### Aim of the exercise:
Reproduce every record exactly as it appears, but not the pictures.

### Listed records:
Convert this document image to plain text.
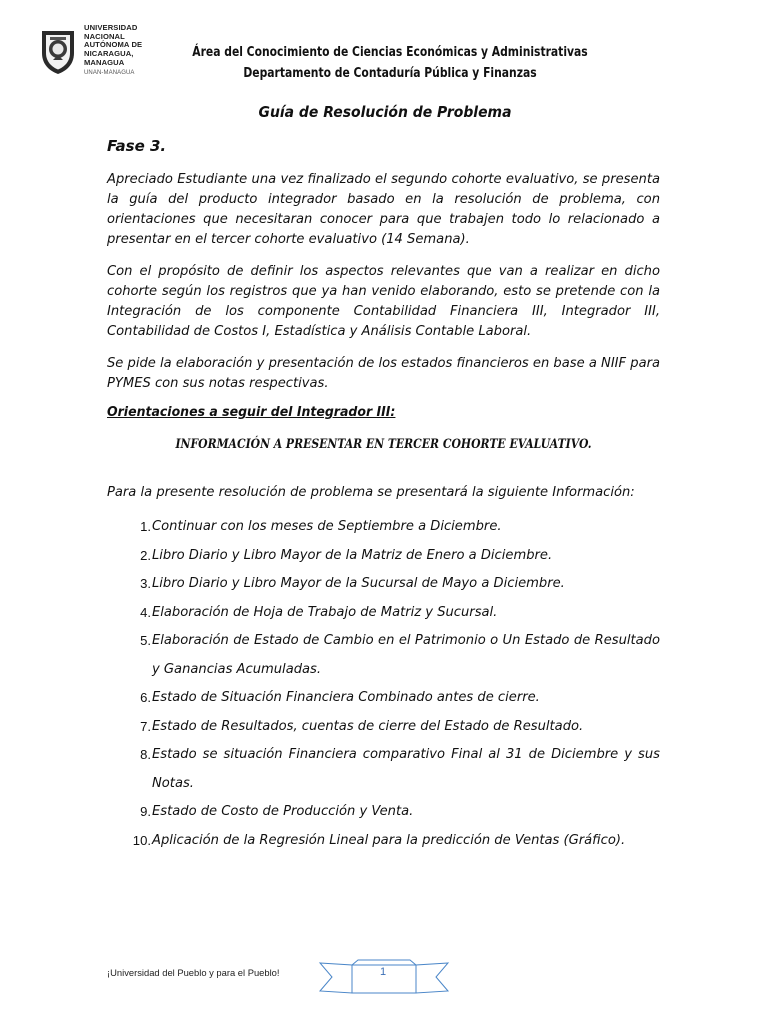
UNIVERSIDAD
NACIONAL
AUTÓNOMA DE
NICARAGUA,
MANAGUA
UNAN-MANAGUA
Área del Conocimiento de Ciencias Económicas y Administrativas
Departamento de Contaduría Pública y Finanzas
Guía de Resolución de Problema
Fase 3.

Apreciado Estudiante una vez finalizado el segundo cohorte evaluativo, se presenta la guía del producto integrador basado en la resolución de problema, con orientaciones que necesitaran conocer para que trabajen todo lo relacionado a presentar en el tercer cohorte evaluativo (14 Semana).

Con el propósito de definir los aspectos relevantes que van a realizar en dicho cohorte según los registros que ya han venido elaborando, esto se pretende con la Integración de los componente Contabilidad Financiera III, Integrador III, Contabilidad de Costos I, Estadística y Análisis Contable Laboral.

Se pide la elaboración y presentación de los estados financieros en base a NIIF para PYMES con sus notas respectivas.

Orientaciones a seguir del Integrador III:
INFORMACIÓN A PRESENTAR EN TERCER COHORTE EVALUATIVO.
Para la presente resolución de problema se presentará la siguiente Información:
1. Continuar con los meses de Septiembre a Diciembre.
2. Libro Diario y Libro Mayor de la Matriz de Enero a Diciembre.
3. Libro Diario y Libro Mayor de la Sucursal de Mayo a Diciembre.
4. Elaboración de Hoja de Trabajo de Matriz y Sucursal.
5. Elaboración de Estado de Cambio en el Patrimonio o Un Estado de Resultado y Ganancias Acumuladas.
6. Estado de Situación Financiera Combinado antes de cierre.
7. Estado de Resultados, cuentas de cierre del Estado de Resultado.
8. Estado se situación Financiera comparativo Final al 31 de Diciembre y sus Notas.
9. Estado de Costo de Producción y Venta.
10. Aplicación de la Regresión Lineal para la predicción de Ventas (Gráfico).
¡Universidad del Pueblo y para el Pueblo!	1
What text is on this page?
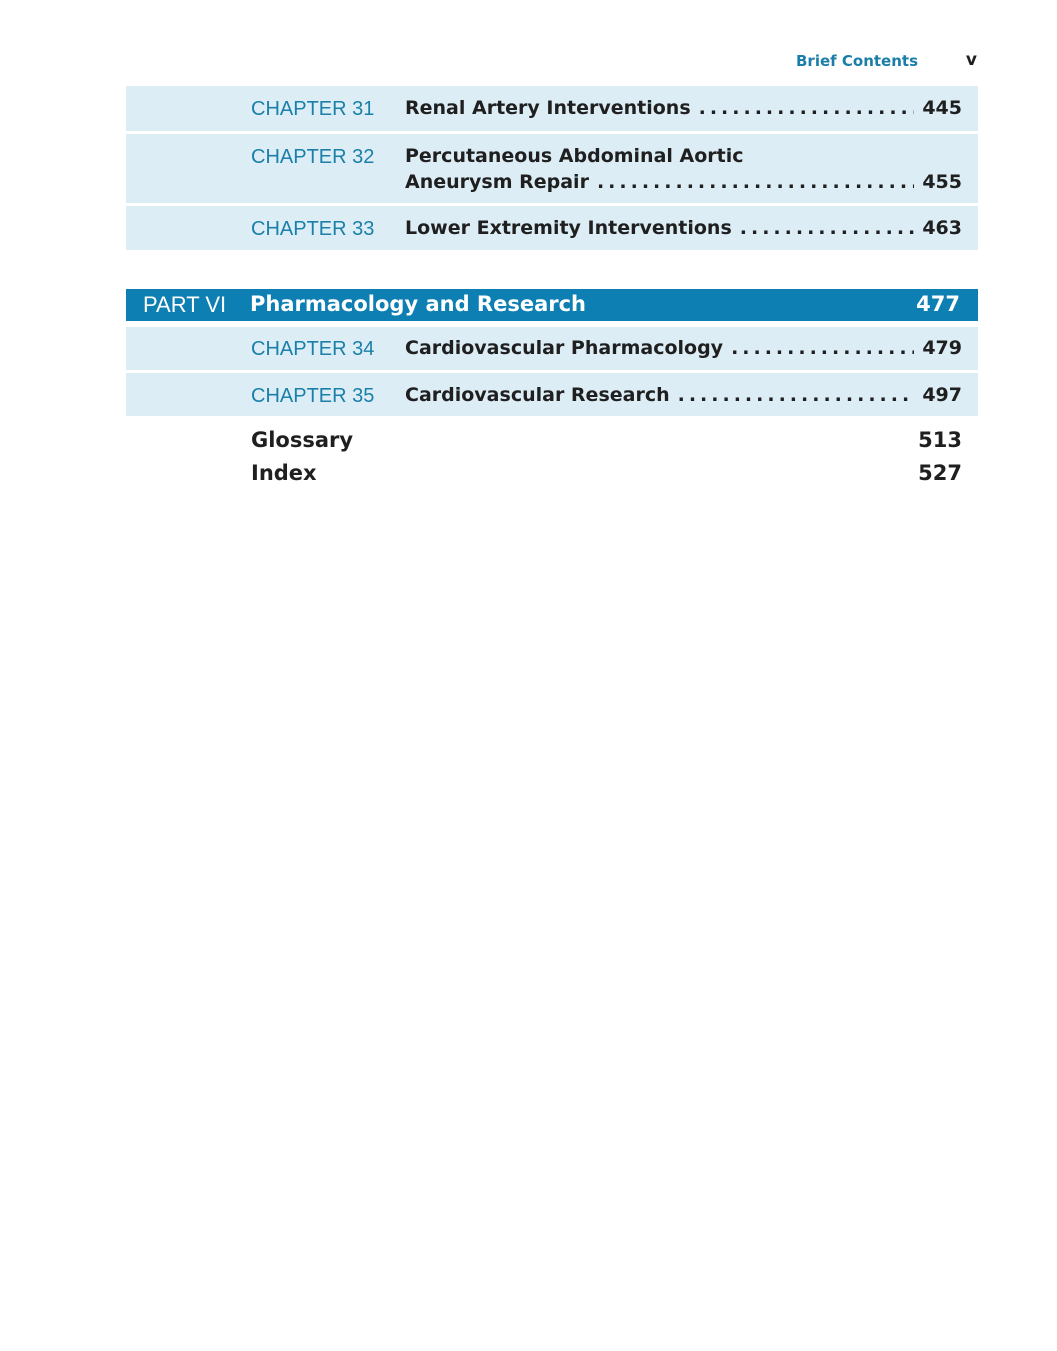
Brief Contents	v
CHAPTER 31 Renal Artery Interventions .....	445
CHAPTER 32 Percutaneous Abdominal Aortic
Aneurysm Repair .....	455
CHAPTER 33 Lower Extremity Interventions .....	463
PART VI Pharmacology and Research	477
CHAPTER 34 Cardiovascular Pharmacology .....	479
CHAPTER 35 Cardiovascular Research .....	497
Glossary	513
Index	527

### Final answer:
Convert this document image to plain text.
UNIVERSIDAD
NACIONAL
AUTÓNOMA DE
NICARAGUA,
MANAGUA
UNAN-MANAGUA
Área del Conocimiento de Ciencias Económicas y Administrativas
Departamento de Contaduría Pública y Finanzas
Guía de Resolución de Problema
Fase 3.

Apreciado Estudiante una vez finalizado el segundo cohorte evaluativo, se presenta la guía del producto integrador basado en la resolución de problema, con orientaciones que necesitaran conocer para que trabajen todo lo relacionado a presentar en el tercer cohorte evaluativo (14 Semana).

Con el propósito de definir los aspectos relevantes que van a realizar en dicho cohorte según los registros que ya han venido elaborando, esto se pretende con la Integración de los componente Contabilidad Financiera III, Integrador III, Contabilidad de Costos I, Estadística y Análisis Contable Laboral.

Se pide la elaboración y presentación de los estados financieros en base a NIIF para PYMES con sus notas respectivas.

Orientaciones a seguir del Integrador III:
INFORMACIÓN A PRESENTAR EN TERCER COHORTE EVALUATIVO.
Para la presente resolución de problema se presentará la siguiente Información:
1. Continuar con los meses de Septiembre a Diciembre.
2. Libro Diario y Libro Mayor de la Matriz de Enero a Diciembre.
3. Libro Diario y Libro Mayor de la Sucursal de Mayo a Diciembre.
4. Elaboración de Hoja de Trabajo de Matriz y Sucursal.
5. Elaboración de Estado de Cambio en el Patrimonio o Un Estado de Resultado y Ganancias Acumuladas.
6. Estado de Situación Financiera Combinado antes de cierre.
7. Estado de Resultados, cuentas de cierre del Estado de Resultado.
8. Estado se situación Financiera comparativo Final al 31 de Diciembre y sus Notas.
9. Estado de Costo de Producción y Venta.
10. Aplicación de la Regresión Lineal para la predicción de Ventas (Gráfico).
¡Universidad del Pueblo y para el Pueblo!	1
What text is on this page?
Brief Contents	v
CHAPTER 31 Renal Artery Interventions .....	445
CHAPTER 32 Percutaneous Abdominal Aortic
Aneurysm Repair .....	455
CHAPTER 33 Lower Extremity Interventions .....	463
PART VI Pharmacology and Research	477
CHAPTER 34 Cardiovascular Pharmacology .....	479
CHAPTER 35 Cardiovascular Research .....	497
Glossary	513
Index	527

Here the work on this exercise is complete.